Task to carry out
Pull out every line below that contains the word "allele".

(Dataset listings of figures)
· · · ·

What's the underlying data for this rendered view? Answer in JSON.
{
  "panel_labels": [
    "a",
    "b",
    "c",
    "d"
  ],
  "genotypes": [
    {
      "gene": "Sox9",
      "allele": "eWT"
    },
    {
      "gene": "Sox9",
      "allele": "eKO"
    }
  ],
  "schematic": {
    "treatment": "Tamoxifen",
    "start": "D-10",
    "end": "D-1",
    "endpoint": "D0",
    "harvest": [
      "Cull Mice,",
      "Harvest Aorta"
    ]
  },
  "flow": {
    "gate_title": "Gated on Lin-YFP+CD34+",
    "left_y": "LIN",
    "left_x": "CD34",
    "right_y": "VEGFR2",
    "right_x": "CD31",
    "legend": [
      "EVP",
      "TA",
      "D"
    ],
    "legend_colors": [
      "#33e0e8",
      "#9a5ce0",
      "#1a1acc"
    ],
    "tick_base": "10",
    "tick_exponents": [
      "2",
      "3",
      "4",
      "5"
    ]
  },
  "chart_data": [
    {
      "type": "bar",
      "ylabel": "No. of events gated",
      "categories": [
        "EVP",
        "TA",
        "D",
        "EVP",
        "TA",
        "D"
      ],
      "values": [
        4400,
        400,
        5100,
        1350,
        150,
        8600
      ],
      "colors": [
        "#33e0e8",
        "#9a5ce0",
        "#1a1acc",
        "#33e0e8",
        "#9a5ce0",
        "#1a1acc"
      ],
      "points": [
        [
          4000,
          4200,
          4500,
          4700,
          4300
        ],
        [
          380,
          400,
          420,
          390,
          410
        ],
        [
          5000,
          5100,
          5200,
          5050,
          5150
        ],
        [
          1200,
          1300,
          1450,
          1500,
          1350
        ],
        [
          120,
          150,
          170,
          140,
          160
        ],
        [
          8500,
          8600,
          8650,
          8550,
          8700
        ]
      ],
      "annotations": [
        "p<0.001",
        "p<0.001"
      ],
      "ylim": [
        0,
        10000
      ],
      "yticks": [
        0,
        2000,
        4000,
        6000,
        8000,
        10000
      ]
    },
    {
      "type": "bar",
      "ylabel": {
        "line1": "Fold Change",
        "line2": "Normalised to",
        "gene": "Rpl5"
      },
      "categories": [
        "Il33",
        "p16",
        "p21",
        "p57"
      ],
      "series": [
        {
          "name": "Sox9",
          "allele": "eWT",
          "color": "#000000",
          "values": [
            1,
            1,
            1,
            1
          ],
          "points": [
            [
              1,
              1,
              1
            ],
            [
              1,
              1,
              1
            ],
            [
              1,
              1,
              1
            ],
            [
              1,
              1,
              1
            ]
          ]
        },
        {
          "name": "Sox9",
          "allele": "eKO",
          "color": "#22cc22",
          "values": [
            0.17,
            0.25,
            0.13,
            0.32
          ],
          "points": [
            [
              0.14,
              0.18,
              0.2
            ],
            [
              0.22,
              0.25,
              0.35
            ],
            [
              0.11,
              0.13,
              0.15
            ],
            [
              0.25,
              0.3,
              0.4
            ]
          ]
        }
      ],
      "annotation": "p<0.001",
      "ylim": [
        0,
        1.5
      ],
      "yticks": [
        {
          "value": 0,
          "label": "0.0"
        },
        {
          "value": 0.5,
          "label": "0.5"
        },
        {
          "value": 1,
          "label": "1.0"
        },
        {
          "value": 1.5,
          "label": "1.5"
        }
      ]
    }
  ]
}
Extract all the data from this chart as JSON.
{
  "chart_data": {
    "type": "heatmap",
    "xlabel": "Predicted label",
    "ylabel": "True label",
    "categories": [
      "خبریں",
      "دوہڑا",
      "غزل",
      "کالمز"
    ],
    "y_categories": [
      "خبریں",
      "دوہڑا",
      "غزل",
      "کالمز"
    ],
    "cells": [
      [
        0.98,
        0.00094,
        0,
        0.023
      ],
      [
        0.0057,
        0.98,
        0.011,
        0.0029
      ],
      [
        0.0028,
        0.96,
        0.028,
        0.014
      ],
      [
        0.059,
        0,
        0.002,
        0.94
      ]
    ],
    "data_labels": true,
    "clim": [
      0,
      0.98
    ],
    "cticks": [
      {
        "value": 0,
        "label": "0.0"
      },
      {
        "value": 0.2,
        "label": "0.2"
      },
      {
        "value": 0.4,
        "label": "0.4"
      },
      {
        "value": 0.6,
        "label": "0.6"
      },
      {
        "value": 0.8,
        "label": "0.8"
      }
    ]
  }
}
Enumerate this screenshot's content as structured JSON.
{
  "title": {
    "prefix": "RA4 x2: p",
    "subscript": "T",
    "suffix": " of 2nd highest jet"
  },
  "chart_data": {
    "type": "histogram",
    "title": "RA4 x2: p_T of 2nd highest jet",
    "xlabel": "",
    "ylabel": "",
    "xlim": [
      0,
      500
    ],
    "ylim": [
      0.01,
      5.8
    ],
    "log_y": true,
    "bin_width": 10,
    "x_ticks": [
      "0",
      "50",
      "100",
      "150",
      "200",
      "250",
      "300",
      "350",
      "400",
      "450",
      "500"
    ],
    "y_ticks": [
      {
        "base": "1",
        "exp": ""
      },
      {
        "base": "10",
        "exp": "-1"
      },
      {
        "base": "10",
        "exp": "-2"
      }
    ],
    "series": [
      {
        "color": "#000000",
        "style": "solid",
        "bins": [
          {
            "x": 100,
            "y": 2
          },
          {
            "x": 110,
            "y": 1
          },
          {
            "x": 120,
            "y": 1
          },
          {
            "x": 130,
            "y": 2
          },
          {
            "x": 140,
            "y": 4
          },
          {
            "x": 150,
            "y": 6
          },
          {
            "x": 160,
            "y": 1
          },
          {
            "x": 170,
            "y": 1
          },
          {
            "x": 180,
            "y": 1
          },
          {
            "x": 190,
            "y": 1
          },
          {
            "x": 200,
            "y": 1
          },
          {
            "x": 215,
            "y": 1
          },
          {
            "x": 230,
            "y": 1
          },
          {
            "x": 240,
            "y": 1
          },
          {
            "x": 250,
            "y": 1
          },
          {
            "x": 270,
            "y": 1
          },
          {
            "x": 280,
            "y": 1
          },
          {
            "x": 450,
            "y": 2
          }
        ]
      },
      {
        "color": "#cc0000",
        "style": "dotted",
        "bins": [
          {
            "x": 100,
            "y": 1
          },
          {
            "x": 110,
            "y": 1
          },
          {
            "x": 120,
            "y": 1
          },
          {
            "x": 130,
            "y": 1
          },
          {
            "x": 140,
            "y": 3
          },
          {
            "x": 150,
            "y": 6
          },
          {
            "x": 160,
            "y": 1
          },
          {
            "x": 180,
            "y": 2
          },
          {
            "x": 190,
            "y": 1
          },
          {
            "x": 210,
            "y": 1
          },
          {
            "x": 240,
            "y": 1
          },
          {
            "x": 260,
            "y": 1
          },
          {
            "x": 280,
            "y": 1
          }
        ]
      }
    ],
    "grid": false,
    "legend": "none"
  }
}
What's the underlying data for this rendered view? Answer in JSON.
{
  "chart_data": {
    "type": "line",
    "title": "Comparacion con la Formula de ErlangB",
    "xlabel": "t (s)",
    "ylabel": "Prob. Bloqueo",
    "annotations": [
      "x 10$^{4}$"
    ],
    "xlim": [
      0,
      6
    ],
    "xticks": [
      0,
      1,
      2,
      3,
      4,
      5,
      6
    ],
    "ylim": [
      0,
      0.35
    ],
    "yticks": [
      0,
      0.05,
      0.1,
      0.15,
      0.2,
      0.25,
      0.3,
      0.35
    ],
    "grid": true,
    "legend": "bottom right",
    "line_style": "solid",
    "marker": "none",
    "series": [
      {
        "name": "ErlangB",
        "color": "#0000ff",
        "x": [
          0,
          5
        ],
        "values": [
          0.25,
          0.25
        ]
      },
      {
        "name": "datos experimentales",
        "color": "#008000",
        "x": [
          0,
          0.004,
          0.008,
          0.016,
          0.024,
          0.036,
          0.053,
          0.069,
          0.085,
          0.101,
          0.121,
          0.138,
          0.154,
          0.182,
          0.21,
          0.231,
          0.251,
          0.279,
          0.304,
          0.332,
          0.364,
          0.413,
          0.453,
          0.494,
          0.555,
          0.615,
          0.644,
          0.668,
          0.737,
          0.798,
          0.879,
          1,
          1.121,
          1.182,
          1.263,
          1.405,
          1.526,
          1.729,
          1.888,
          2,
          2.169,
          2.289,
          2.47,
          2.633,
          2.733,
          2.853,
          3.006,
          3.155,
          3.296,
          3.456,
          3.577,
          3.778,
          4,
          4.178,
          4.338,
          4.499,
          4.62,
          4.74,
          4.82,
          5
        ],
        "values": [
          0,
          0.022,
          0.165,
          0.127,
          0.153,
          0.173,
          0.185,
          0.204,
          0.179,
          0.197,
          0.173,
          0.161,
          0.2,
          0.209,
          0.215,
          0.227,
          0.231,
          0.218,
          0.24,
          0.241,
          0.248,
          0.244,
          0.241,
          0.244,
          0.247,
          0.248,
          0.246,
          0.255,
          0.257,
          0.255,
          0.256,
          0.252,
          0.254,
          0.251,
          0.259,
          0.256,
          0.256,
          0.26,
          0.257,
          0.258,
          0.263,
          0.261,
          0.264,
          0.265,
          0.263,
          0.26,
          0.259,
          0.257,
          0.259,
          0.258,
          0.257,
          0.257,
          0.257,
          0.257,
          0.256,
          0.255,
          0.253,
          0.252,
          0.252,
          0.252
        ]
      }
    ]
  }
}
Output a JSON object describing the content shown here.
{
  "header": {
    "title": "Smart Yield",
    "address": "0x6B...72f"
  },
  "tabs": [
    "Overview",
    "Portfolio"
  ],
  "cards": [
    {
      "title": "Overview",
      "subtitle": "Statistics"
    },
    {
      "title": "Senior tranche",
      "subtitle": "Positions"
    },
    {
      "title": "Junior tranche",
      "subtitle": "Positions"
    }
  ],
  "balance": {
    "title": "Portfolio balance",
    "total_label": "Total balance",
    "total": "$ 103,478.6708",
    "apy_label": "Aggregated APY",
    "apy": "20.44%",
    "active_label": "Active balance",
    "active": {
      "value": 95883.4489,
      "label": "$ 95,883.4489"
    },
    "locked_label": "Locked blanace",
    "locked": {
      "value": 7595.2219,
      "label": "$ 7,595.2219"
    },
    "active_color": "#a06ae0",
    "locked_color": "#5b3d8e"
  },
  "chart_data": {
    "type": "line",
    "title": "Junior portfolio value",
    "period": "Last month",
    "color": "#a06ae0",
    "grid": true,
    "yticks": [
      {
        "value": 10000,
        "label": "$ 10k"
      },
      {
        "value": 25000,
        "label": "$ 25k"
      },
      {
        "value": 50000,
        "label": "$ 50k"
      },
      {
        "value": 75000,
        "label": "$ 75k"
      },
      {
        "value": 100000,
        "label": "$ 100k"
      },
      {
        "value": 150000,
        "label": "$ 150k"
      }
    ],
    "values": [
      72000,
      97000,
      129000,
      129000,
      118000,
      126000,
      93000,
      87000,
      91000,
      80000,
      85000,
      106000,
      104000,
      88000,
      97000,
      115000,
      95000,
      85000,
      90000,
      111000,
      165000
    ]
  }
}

· · · ·

Answer to the problem
      "allele": "eWT"
      "allele": "eKO"
          "allele": "eWT",
          "allele": "eKO",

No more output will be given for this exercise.